→ Challenge
Quote every line below exactly and skip any picture.

→ Records provided
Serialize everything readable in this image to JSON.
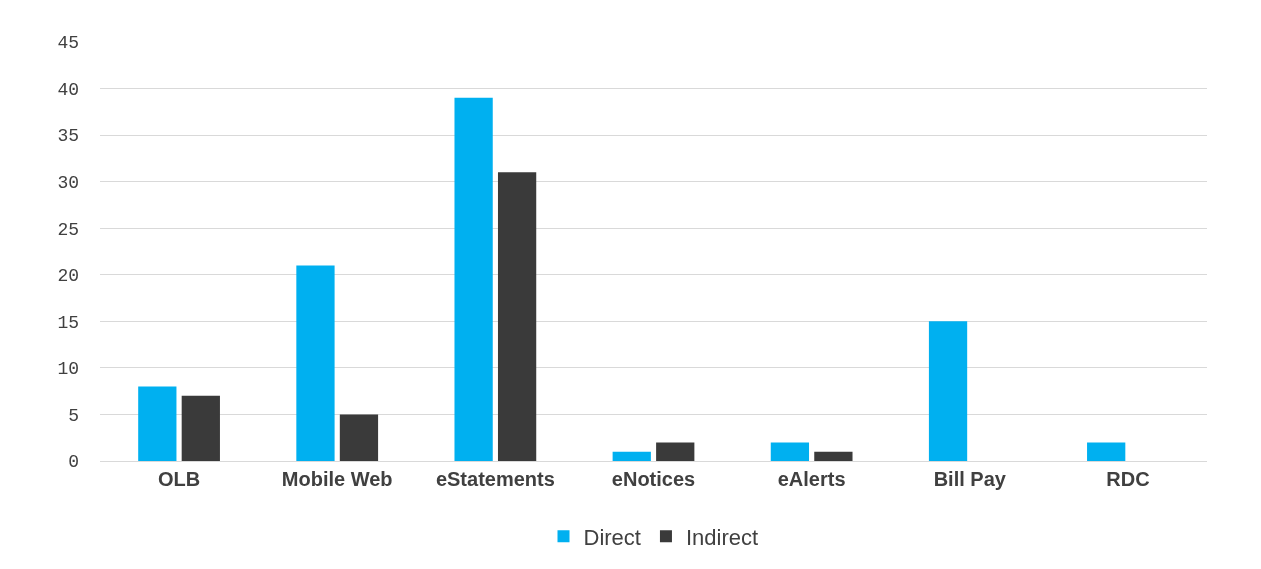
{
  "chart_data": {
    "type": "bar",
    "categories": [
      "OLB",
      "Mobile Web",
      "eStatements",
      "eNotices",
      "eAlerts",
      "Bill Pay",
      "RDC"
    ],
    "series": [
      {
        "name": "Direct",
        "color": "#00b0f0",
        "values": [
          8,
          21,
          39,
          1,
          2,
          15,
          2
        ]
      },
      {
        "name": "Indirect",
        "color": "#3a3a3a",
        "values": [
          7,
          5,
          31,
          2,
          1,
          0,
          0
        ]
      }
    ],
    "ylim": [
      0,
      45
    ],
    "yticks": [
      0,
      5,
      10,
      15,
      20,
      25,
      30,
      35,
      40,
      45
    ],
    "grid": "y",
    "legend": "bottom"
  }
}
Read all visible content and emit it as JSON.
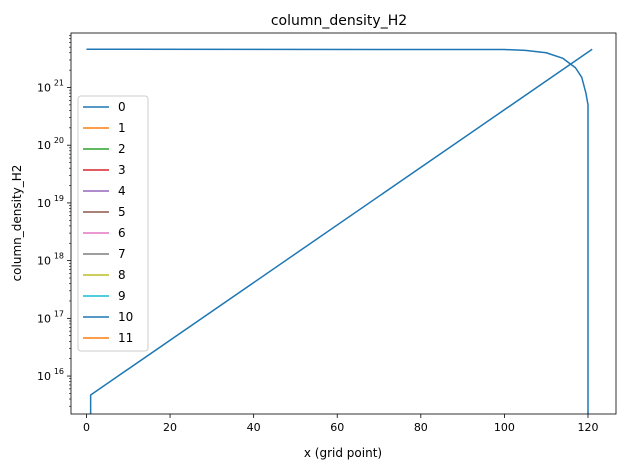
{
  "chart_data": {
    "type": "line",
    "title": "column_density_H2",
    "xlabel": "x (grid point)",
    "ylabel": "column_density_H2",
    "yscale": "log",
    "xlim": [
      -3.7,
      126.7
    ],
    "ylim": [
      2200000000000000.0,
      8.8e+21
    ],
    "xticks": [
      0,
      20,
      40,
      60,
      80,
      100,
      120
    ],
    "yticks": [
      {
        "base": "10",
        "exp": "16",
        "value": 1e+16
      },
      {
        "base": "10",
        "exp": "17",
        "value": 1e+17
      },
      {
        "base": "10",
        "exp": "18",
        "value": 1e+18
      },
      {
        "base": "10",
        "exp": "19",
        "value": 1e+19
      },
      {
        "base": "10",
        "exp": "20",
        "value": 1e+20
      },
      {
        "base": "10",
        "exp": "21",
        "value": 1e+21
      }
    ],
    "grid": false,
    "legend_loc": "left",
    "series": [
      {
        "name": "0",
        "color": "#1f77b4",
        "x": [
          0,
          100,
          105,
          110,
          114,
          117,
          118.5,
          119.5,
          120,
          120
        ],
        "y": [
          4.6e+21,
          4.55e+21,
          4.4e+21,
          4e+21,
          3.2e+21,
          2.2e+21,
          1.5e+21,
          8e+20,
          5e+20,
          2200000000000000.0
        ]
      },
      {
        "name": "1",
        "color": "#ff7f0e",
        "x": [],
        "y": []
      },
      {
        "name": "2",
        "color": "#2ca02c",
        "x": [],
        "y": []
      },
      {
        "name": "3",
        "color": "#d62728",
        "x": [],
        "y": []
      },
      {
        "name": "4",
        "color": "#9467bd",
        "x": [],
        "y": []
      },
      {
        "name": "5",
        "color": "#8c564b",
        "x": [],
        "y": []
      },
      {
        "name": "6",
        "color": "#e377c2",
        "x": [],
        "y": []
      },
      {
        "name": "7",
        "color": "#7f7f7f",
        "x": [],
        "y": []
      },
      {
        "name": "8",
        "color": "#bcbd22",
        "x": [],
        "y": []
      },
      {
        "name": "9",
        "color": "#17becf",
        "x": [],
        "y": []
      },
      {
        "name": "10",
        "color": "#1f77b4",
        "x": [
          1,
          1,
          121
        ],
        "y": [
          2200000000000000.0,
          4700000000000000.0,
          4.6e+21
        ]
      },
      {
        "name": "11",
        "color": "#ff7f0e",
        "x": [],
        "y": []
      }
    ]
  }
}
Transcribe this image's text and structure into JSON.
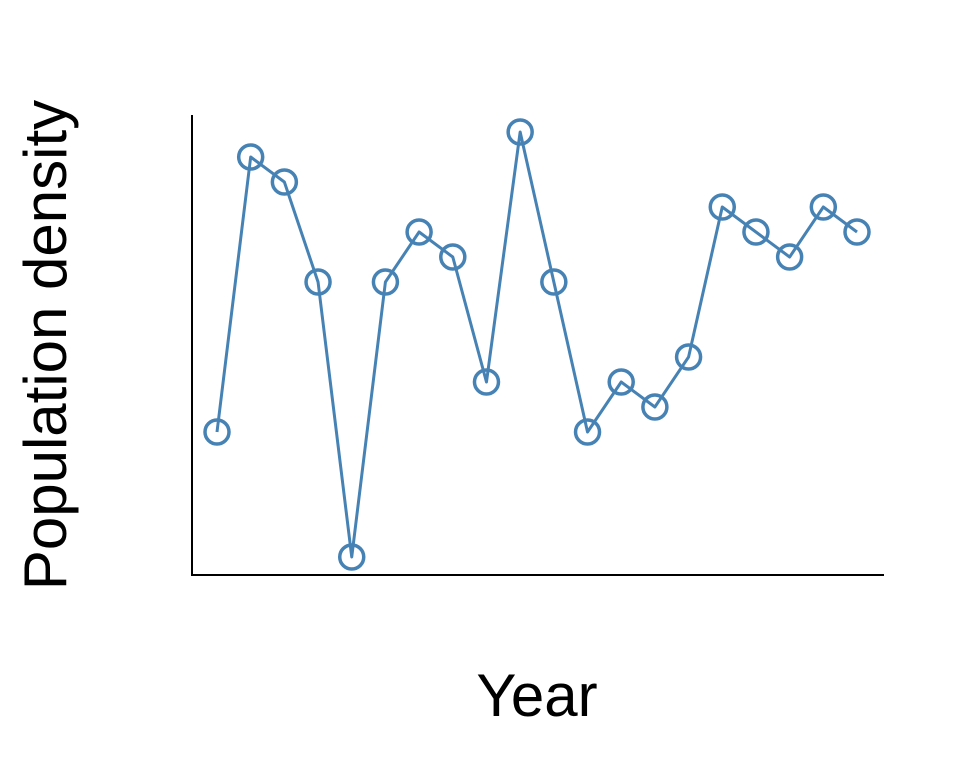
{
  "chart_data": {
    "type": "line",
    "xlabel": "Year",
    "ylabel": "Population density",
    "categories": [
      null,
      null,
      null,
      null,
      null,
      null,
      null,
      null,
      null,
      null,
      null,
      null,
      null,
      null,
      null,
      null,
      null,
      null,
      null,
      null
    ],
    "values": [
      6,
      17,
      16,
      12,
      1,
      12,
      14,
      13,
      8,
      18,
      12,
      6,
      8,
      7,
      9,
      15,
      14,
      13,
      15,
      14
    ],
    "color": "#4682b4",
    "ylim": [
      0.28,
      18.68
    ],
    "grid": false
  }
}
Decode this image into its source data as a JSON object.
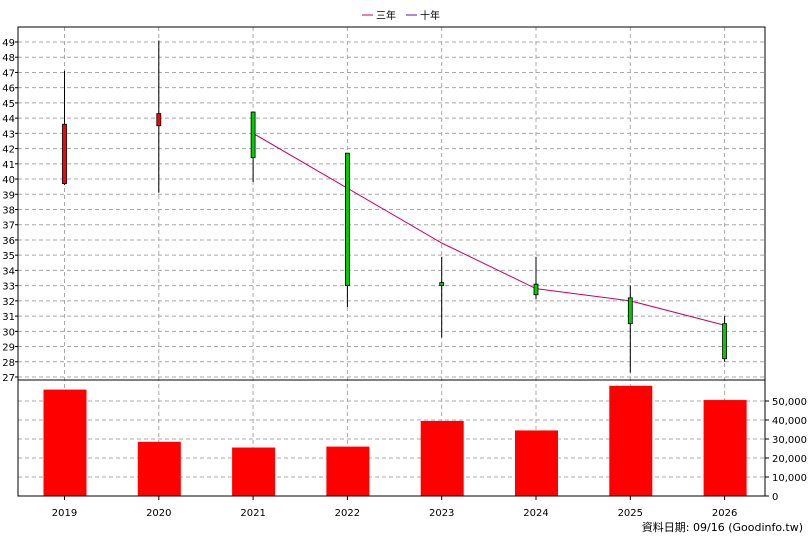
{
  "chart_data": {
    "type": "candlestick+bar",
    "categories": [
      "2019",
      "2020",
      "2021",
      "2022",
      "2023",
      "2024",
      "2025",
      "2026"
    ],
    "legend": [
      {
        "name": "三年",
        "color": "#cc0066"
      },
      {
        "name": "十年",
        "color": "#6a0dad"
      }
    ],
    "legend_position": "top-center",
    "grid": true,
    "candles": [
      {
        "year": "2019",
        "open": 39.7,
        "close": 43.6,
        "high": 47.1,
        "low": 39.6
      },
      {
        "year": "2020",
        "open": 43.5,
        "close": 44.3,
        "high": 49.1,
        "low": 39.1
      },
      {
        "year": "2021",
        "open": 44.4,
        "close": 41.4,
        "high": 44.4,
        "low": 39.8
      },
      {
        "year": "2022",
        "open": 41.7,
        "close": 33.0,
        "high": 41.7,
        "low": 31.6
      },
      {
        "year": "2023",
        "open": 33.2,
        "close": 33.1,
        "high": 34.9,
        "low": 29.6
      },
      {
        "year": "2024",
        "open": 33.1,
        "close": 32.4,
        "high": 34.9,
        "low": 32.1
      },
      {
        "year": "2025",
        "open": 32.2,
        "close": 30.5,
        "high": 33.0,
        "low": 27.3
      },
      {
        "year": "2026",
        "open": 30.5,
        "close": 28.2,
        "high": 31.0,
        "low": 28.0
      }
    ],
    "up_color": "#ff0000",
    "down_color": "#00cc00",
    "ma_series": [
      {
        "name": "三年",
        "x": [
          "2021",
          "2023",
          "2024",
          "2025",
          "2026"
        ],
        "values": [
          43.0,
          35.8,
          32.8,
          32.0,
          30.4
        ]
      }
    ],
    "price_axis": {
      "min": 27,
      "max": 49,
      "ticks": [
        27,
        28,
        29,
        30,
        31,
        32,
        33,
        34,
        35,
        36,
        37,
        38,
        39,
        40,
        41,
        42,
        43,
        44,
        45,
        46,
        47,
        48,
        49
      ]
    },
    "volume": {
      "values": [
        56000,
        28500,
        25500,
        26000,
        39500,
        34500,
        58000,
        50500
      ],
      "color": "#ff0000",
      "axis": {
        "min": 0,
        "max": 60000,
        "ticks": [
          0,
          10000,
          20000,
          30000,
          40000,
          50000
        ],
        "tick_labels": [
          "0",
          "10,000",
          "20,000",
          "30,000",
          "40,000",
          "50,000"
        ]
      }
    }
  },
  "footer": {
    "source": "資料日期: 09/16 (Goodinfo.tw)"
  }
}
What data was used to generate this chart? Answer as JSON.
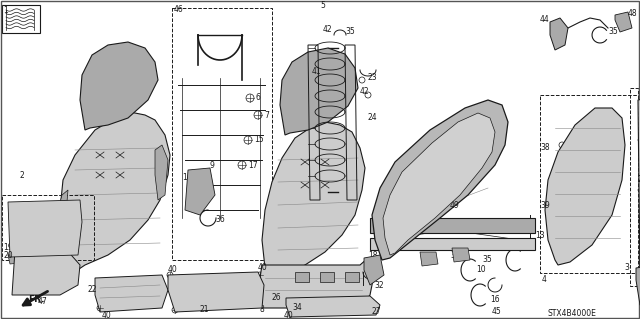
{
  "bg_color": "#ffffff",
  "line_color": "#1a1a1a",
  "gray_light": "#cccccc",
  "gray_mid": "#aaaaaa",
  "gray_dark": "#888888",
  "fig_width": 6.4,
  "fig_height": 3.19,
  "dpi": 100,
  "diagram_code": "STX4B4000E"
}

→ Solution to the exercise
Serialize everything readable in this image to JSON.
{
  "chart_data": {
    "type": "bar",
    "categories": [
      "OLB",
      "Mobile Web",
      "eStatements",
      "eNotices",
      "eAlerts",
      "Bill Pay",
      "RDC"
    ],
    "series": [
      {
        "name": "Direct",
        "color": "#00b0f0",
        "values": [
          8,
          21,
          39,
          1,
          2,
          15,
          2
        ]
      },
      {
        "name": "Indirect",
        "color": "#3a3a3a",
        "values": [
          7,
          5,
          31,
          2,
          1,
          0,
          0
        ]
      }
    ],
    "ylim": [
      0,
      45
    ],
    "yticks": [
      0,
      5,
      10,
      15,
      20,
      25,
      30,
      35,
      40,
      45
    ],
    "grid": "y",
    "legend": "bottom"
  }
}
Read all visible content and emit it as JSON.
{
  "chart_data": {
    "type": "line",
    "title": "column_density_H2",
    "xlabel": "x (grid point)",
    "ylabel": "column_density_H2",
    "yscale": "log",
    "xlim": [
      -3.7,
      126.7
    ],
    "ylim": [
      2200000000000000.0,
      8.8e+21
    ],
    "xticks": [
      0,
      20,
      40,
      60,
      80,
      100,
      120
    ],
    "yticks": [
      {
        "base": "10",
        "exp": "16",
        "value": 1e+16
      },
      {
        "base": "10",
        "exp": "17",
        "value": 1e+17
      },
      {
        "base": "10",
        "exp": "18",
        "value": 1e+18
      },
      {
        "base": "10",
        "exp": "19",
        "value": 1e+19
      },
      {
        "base": "10",
        "exp": "20",
        "value": 1e+20
      },
      {
        "base": "10",
        "exp": "21",
        "value": 1e+21
      }
    ],
    "grid": false,
    "legend_loc": "left",
    "series": [
      {
        "name": "0",
        "color": "#1f77b4",
        "x": [
          0,
          100,
          105,
          110,
          114,
          117,
          118.5,
          119.5,
          120,
          120
        ],
        "y": [
          4.6e+21,
          4.55e+21,
          4.4e+21,
          4e+21,
          3.2e+21,
          2.2e+21,
          1.5e+21,
          8e+20,
          5e+20,
          2200000000000000.0
        ]
      },
      {
        "name": "1",
        "color": "#ff7f0e",
        "x": [],
        "y": []
      },
      {
        "name": "2",
        "color": "#2ca02c",
        "x": [],
        "y": []
      },
      {
        "name": "3",
        "color": "#d62728",
        "x": [],
        "y": []
      },
      {
        "name": "4",
        "color": "#9467bd",
        "x": [],
        "y": []
      },
      {
        "name": "5",
        "color": "#8c564b",
        "x": [],
        "y": []
      },
      {
        "name": "6",
        "color": "#e377c2",
        "x": [],
        "y": []
      },
      {
        "name": "7",
        "color": "#7f7f7f",
        "x": [],
        "y": []
      },
      {
        "name": "8",
        "color": "#bcbd22",
        "x": [],
        "y": []
      },
      {
        "name": "9",
        "color": "#17becf",
        "x": [],
        "y": []
      },
      {
        "name": "10",
        "color": "#1f77b4",
        "x": [
          1,
          1,
          121
        ],
        "y": [
          2200000000000000.0,
          4700000000000000.0,
          4.6e+21
        ]
      },
      {
        "name": "11",
        "color": "#ff7f0e",
        "x": [],
        "y": []
      }
    ]
  }
}
Transcribe this image's text and structure into JSON.
{
  "chart_data": {
    "type": "line",
    "xlabel": "Year",
    "ylabel": "Population density",
    "categories": [
      null,
      null,
      null,
      null,
      null,
      null,
      null,
      null,
      null,
      null,
      null,
      null,
      null,
      null,
      null,
      null,
      null,
      null,
      null,
      null
    ],
    "values": [
      6,
      17,
      16,
      12,
      1,
      12,
      14,
      13,
      8,
      18,
      12,
      6,
      8,
      7,
      9,
      15,
      14,
      13,
      15,
      14
    ],
    "color": "#4682b4",
    "ylim": [
      0.28,
      18.68
    ],
    "grid": false
  }
}
Decode this image into its source data as a JSON object.
{
  "chart_data": {
    "type": "candlestick+bar",
    "categories": [
      "2019",
      "2020",
      "2021",
      "2022",
      "2023",
      "2024",
      "2025",
      "2026"
    ],
    "legend": [
      {
        "name": "三年",
        "color": "#cc0066"
      },
      {
        "name": "十年",
        "color": "#6a0dad"
      }
    ],
    "legend_position": "top-center",
    "grid": true,
    "candles": [
      {
        "year": "2019",
        "open": 39.7,
        "close": 43.6,
        "high": 47.1,
        "low": 39.6
      },
      {
        "year": "2020",
        "open": 43.5,
        "close": 44.3,
        "high": 49.1,
        "low": 39.1
      },
      {
        "year": "2021",
        "open": 44.4,
        "close": 41.4,
        "high": 44.4,
        "low": 39.8
      },
      {
        "year": "2022",
        "open": 41.7,
        "close": 33.0,
        "high": 41.7,
        "low": 31.6
      },
      {
        "year": "2023",
        "open": 33.2,
        "close": 33.1,
        "high": 34.9,
        "low": 29.6
      },
      {
        "year": "2024",
        "open": 33.1,
        "close": 32.4,
        "high": 34.9,
        "low": 32.1
      },
      {
        "year": "2025",
        "open": 32.2,
        "close": 30.5,
        "high": 33.0,
        "low": 27.3
      },
      {
        "year": "2026",
        "open": 30.5,
        "close": 28.2,
        "high": 31.0,
        "low": 28.0
      }
    ],
    "up_color": "#ff0000",
    "down_color": "#00cc00",
    "ma_series": [
      {
        "name": "三年",
        "x": [
          "2021",
          "2023",
          "2024",
          "2025",
          "2026"
        ],
        "values": [
          43.0,
          35.8,
          32.8,
          32.0,
          30.4
        ]
      }
    ],
    "price_axis": {
      "min": 27,
      "max": 49,
      "ticks": [
        27,
        28,
        29,
        30,
        31,
        32,
        33,
        34,
        35,
        36,
        37,
        38,
        39,
        40,
        41,
        42,
        43,
        44,
        45,
        46,
        47,
        48,
        49
      ]
    },
    "volume": {
      "values": [
        56000,
        28500,
        25500,
        26000,
        39500,
        34500,
        58000,
        50500
      ],
      "color": "#ff0000",
      "axis": {
        "min": 0,
        "max": 60000,
        "ticks": [
          0,
          10000,
          20000,
          30000,
          40000,
          50000
        ],
        "tick_labels": [
          "0",
          "10,000",
          "20,000",
          "30,000",
          "40,000",
          "50,000"
        ]
      }
    }
  },
  "footer": {
    "source": "資料日期: 09/16 (Goodinfo.tw)"
  }
}
What data was used to generate this chart? Answer as JSON.
{
  "bg_color": "#ffffff",
  "line_color": "#1a1a1a",
  "gray_light": "#cccccc",
  "gray_mid": "#aaaaaa",
  "gray_dark": "#888888",
  "fig_width": 6.4,
  "fig_height": 3.19,
  "dpi": 100,
  "diagram_code": "STX4B4000E"
}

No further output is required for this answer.